>> start DATA FOR PROCESSING
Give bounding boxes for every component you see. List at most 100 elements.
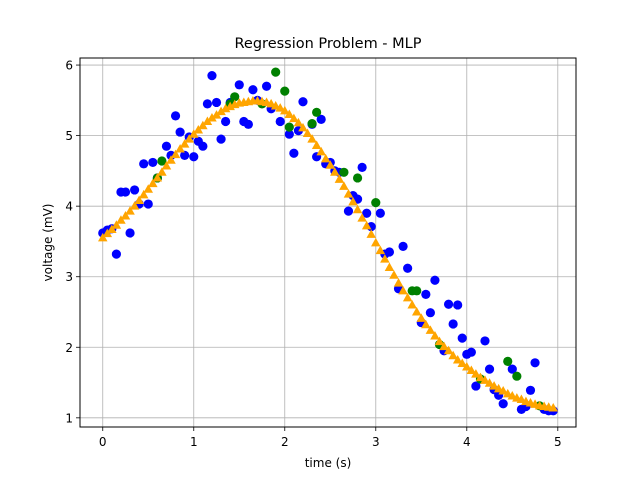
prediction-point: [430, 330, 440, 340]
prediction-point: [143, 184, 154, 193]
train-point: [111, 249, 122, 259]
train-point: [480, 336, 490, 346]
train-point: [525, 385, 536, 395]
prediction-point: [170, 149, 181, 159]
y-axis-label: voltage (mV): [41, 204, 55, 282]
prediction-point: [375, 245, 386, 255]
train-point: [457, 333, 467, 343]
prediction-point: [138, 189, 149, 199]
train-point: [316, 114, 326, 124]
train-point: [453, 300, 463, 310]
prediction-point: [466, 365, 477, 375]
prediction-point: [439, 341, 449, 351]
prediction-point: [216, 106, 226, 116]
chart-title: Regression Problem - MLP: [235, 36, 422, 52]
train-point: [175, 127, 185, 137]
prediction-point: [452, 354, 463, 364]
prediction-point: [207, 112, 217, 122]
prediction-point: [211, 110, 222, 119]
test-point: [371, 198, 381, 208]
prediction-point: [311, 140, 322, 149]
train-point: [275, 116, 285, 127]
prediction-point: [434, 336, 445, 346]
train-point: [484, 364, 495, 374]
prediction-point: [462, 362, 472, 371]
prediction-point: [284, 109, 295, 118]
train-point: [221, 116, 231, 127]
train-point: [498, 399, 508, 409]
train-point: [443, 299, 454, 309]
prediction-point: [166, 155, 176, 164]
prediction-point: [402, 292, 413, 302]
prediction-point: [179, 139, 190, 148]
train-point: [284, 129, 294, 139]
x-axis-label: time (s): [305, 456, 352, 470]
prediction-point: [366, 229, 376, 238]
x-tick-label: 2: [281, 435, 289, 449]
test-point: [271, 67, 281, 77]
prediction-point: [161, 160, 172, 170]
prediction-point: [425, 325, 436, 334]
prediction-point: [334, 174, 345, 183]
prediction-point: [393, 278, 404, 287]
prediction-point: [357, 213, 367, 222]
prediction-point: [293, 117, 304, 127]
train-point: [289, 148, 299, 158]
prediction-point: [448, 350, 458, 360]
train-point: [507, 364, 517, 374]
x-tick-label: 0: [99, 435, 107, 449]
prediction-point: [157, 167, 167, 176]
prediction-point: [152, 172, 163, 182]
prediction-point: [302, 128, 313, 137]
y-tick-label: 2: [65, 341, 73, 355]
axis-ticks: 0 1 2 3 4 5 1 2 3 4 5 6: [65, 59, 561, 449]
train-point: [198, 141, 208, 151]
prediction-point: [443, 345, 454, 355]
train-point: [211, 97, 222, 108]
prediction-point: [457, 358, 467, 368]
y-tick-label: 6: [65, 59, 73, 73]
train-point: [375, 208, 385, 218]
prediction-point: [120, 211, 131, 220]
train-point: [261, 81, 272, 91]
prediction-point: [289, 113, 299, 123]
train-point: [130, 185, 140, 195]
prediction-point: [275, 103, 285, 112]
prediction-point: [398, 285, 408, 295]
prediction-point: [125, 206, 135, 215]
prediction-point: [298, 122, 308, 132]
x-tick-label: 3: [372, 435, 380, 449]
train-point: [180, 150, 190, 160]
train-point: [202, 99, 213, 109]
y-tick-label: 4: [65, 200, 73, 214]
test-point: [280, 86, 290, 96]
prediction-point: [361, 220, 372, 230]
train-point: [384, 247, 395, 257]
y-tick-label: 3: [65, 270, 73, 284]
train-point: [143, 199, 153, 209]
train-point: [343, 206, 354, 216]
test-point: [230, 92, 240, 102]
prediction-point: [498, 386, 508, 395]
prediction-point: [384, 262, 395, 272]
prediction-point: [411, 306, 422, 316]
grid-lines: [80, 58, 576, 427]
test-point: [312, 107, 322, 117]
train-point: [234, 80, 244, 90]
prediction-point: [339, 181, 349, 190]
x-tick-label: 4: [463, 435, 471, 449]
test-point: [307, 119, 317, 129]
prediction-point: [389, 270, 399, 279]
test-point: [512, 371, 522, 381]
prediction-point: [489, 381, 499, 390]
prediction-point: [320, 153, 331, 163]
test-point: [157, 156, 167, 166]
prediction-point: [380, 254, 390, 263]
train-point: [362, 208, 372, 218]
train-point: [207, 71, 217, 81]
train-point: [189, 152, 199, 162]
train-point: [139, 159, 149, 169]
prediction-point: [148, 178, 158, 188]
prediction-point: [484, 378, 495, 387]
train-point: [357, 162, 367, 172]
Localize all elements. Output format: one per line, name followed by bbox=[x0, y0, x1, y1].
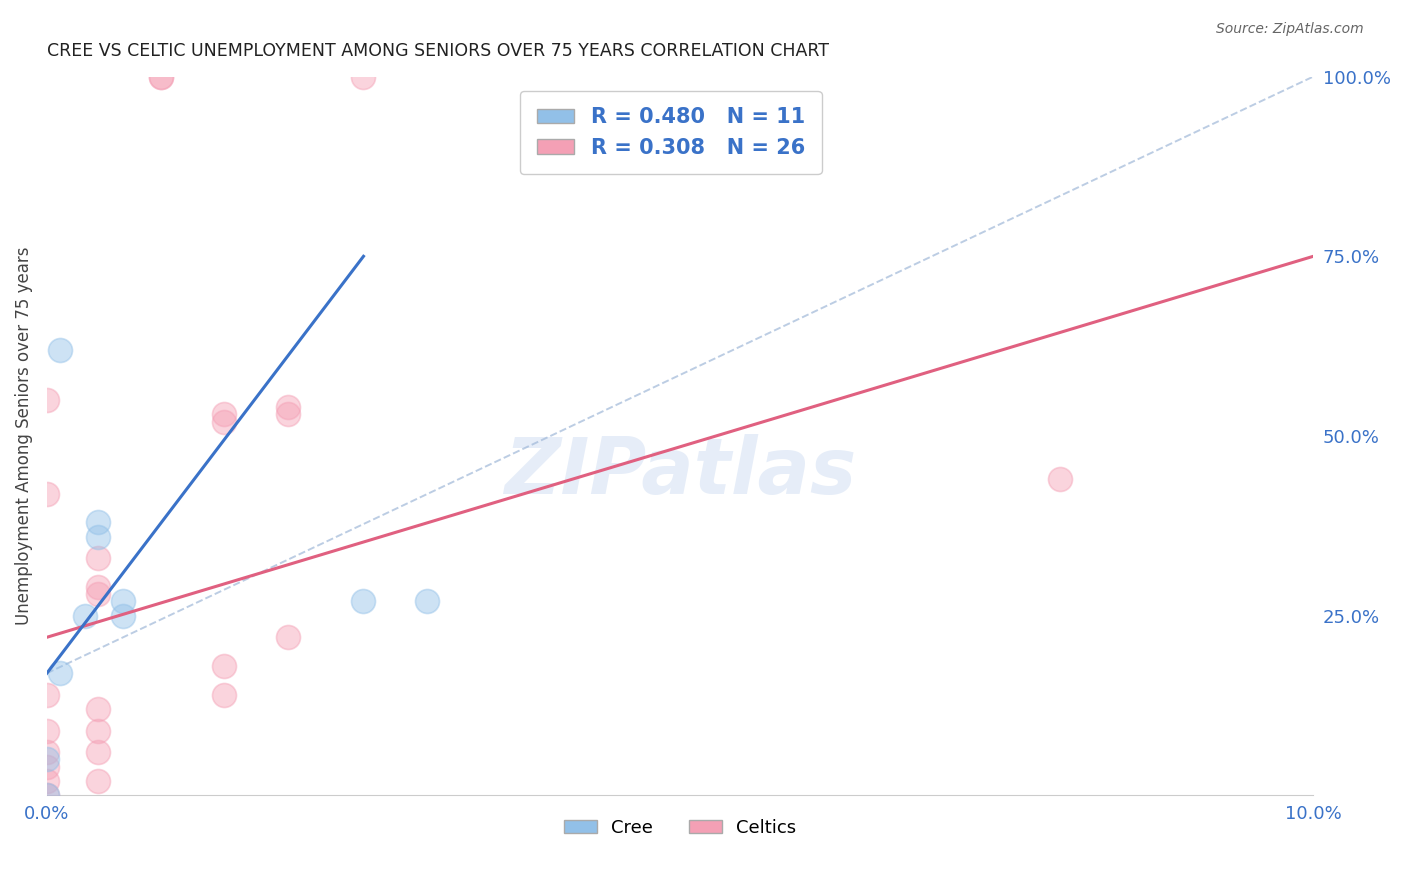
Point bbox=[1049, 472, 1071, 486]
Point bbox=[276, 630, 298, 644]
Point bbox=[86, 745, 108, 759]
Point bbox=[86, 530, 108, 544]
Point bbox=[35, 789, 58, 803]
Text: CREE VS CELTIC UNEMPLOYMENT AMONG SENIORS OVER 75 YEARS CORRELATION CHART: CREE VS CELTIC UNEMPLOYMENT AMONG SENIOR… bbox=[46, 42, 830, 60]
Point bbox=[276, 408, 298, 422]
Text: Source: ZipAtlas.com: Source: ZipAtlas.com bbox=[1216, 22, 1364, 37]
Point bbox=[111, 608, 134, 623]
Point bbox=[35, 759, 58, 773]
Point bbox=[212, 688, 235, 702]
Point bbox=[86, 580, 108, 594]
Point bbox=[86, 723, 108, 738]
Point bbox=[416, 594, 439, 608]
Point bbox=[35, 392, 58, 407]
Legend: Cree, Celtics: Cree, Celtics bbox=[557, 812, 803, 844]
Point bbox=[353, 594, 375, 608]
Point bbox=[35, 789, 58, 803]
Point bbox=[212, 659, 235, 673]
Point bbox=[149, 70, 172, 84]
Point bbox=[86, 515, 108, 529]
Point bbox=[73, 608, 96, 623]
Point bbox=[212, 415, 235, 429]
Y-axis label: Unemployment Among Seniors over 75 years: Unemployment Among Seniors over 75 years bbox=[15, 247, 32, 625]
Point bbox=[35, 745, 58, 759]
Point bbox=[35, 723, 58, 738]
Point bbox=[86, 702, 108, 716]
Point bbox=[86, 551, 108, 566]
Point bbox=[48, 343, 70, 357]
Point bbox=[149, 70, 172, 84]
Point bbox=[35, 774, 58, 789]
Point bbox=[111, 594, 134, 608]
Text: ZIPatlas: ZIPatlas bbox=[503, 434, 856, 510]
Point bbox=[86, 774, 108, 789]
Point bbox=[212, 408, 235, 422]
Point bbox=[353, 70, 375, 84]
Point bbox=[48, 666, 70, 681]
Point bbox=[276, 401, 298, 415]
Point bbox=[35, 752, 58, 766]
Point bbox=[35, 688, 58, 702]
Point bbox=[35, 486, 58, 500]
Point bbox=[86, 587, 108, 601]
>> end DATA FOR PROCESSING
>> start DATA FOR PROCESSING
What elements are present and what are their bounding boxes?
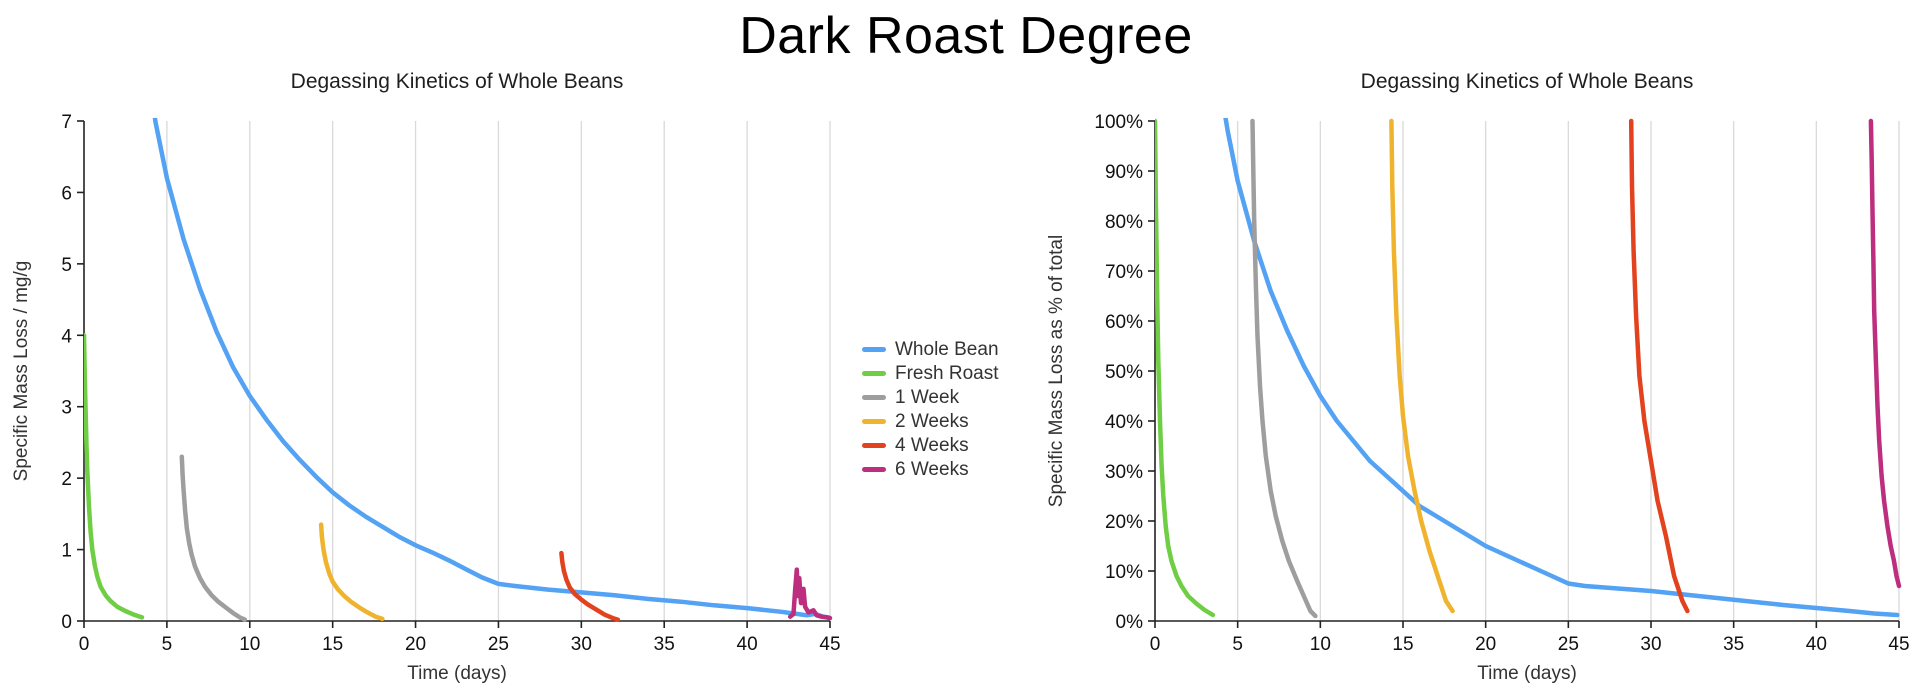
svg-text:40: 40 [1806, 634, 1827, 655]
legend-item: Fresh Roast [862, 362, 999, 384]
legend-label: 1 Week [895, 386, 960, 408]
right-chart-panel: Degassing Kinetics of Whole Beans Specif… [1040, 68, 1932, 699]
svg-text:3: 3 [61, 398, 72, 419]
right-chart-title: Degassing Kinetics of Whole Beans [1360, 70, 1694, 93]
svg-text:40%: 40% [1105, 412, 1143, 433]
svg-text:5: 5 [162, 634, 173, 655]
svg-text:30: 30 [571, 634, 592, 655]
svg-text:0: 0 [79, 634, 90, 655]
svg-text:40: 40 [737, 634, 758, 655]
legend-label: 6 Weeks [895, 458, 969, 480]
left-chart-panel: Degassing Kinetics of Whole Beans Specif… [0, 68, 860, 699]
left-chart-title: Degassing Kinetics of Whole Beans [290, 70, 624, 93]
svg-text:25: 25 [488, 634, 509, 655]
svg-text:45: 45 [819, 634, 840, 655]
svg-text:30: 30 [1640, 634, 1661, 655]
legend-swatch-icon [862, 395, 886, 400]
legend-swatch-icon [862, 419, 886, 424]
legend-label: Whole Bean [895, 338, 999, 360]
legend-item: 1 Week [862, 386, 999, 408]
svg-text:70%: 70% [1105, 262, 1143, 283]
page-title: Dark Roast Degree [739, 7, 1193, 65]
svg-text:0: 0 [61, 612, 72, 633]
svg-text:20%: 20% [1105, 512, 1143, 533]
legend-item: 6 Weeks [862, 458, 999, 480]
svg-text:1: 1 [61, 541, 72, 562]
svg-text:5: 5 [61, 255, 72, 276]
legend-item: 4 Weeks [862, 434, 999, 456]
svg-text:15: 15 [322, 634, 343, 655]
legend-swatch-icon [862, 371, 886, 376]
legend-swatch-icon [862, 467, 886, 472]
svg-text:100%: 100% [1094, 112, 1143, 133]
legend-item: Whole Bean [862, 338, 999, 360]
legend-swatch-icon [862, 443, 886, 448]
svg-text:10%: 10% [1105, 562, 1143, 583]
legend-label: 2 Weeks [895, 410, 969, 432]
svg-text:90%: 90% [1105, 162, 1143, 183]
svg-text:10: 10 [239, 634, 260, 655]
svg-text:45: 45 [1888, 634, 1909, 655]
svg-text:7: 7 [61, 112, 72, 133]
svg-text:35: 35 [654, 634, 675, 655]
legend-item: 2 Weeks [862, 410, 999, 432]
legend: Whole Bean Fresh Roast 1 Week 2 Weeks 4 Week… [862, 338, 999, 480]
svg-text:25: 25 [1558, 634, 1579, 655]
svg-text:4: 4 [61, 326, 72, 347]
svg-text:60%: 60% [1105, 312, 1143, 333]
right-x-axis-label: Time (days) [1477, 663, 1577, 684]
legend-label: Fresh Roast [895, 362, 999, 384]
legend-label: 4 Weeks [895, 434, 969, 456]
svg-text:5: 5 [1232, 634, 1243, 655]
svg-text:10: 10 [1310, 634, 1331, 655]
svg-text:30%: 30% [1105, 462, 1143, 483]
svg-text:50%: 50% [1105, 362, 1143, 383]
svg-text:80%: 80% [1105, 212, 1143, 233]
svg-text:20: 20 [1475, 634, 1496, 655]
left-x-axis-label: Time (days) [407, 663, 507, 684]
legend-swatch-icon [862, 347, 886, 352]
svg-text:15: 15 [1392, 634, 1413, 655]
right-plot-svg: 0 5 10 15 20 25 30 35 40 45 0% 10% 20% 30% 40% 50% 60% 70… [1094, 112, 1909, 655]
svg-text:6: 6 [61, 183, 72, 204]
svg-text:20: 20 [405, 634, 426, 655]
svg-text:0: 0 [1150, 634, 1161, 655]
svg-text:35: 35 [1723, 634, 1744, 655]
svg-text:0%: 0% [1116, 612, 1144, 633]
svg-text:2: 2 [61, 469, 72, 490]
>> end DATA FOR PROCESSING
>> start DATA FOR PROCESSING
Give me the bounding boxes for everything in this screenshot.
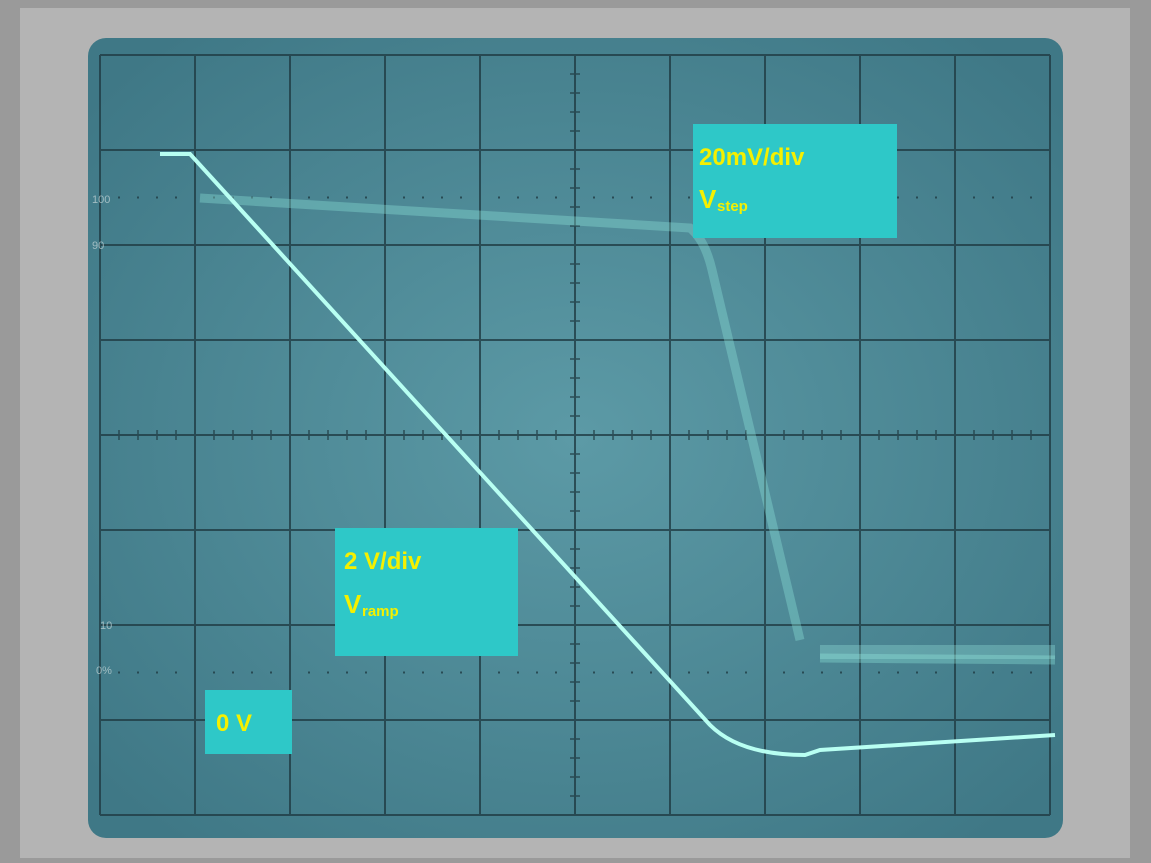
>> end DATA FOR PROCESSING
§ WHAT TO WORK ON: Starting at the line that contains "Localize all elements." and ending at the line that contains "Point bbox=[35, 759, 58, 773]", output those record lines as a Markdown table with the columns Row and Record line, skipping blank lines and leaving the pictures out of the answer.

§ FINAL RESULT:
| Row | Record line |
|---|---|
| 1 | Localize all elements. Output format: one per line, name followed by bbox=[x0, y0, x1, y1]. |
| 2 | Point bbox=[1049, 472, 1071, 486] |
| 3 | Point bbox=[276, 630, 298, 644] |
| 4 | Point bbox=[86, 745, 108, 759] |
| 5 | Point bbox=[86, 530, 108, 544] |
| 6 | Point bbox=[35, 789, 58, 803] |
| 7 | Text: CREE VS CELTIC UNEMPLOYMENT AMONG SENIORS OVER 75 YEARS CORRELATION CHART: CREE VS CELTIC UNEMPLOYMENT AMONG SENIOR… bbox=[46, 42, 830, 60] |
| 8 | Point bbox=[276, 408, 298, 422] |
| 9 | Text: Source: ZipAtlas.com: Source: ZipAtlas.com bbox=[1216, 22, 1364, 37] |
| 10 | Point bbox=[111, 608, 134, 623] |
| 11 | Point bbox=[35, 759, 58, 773] |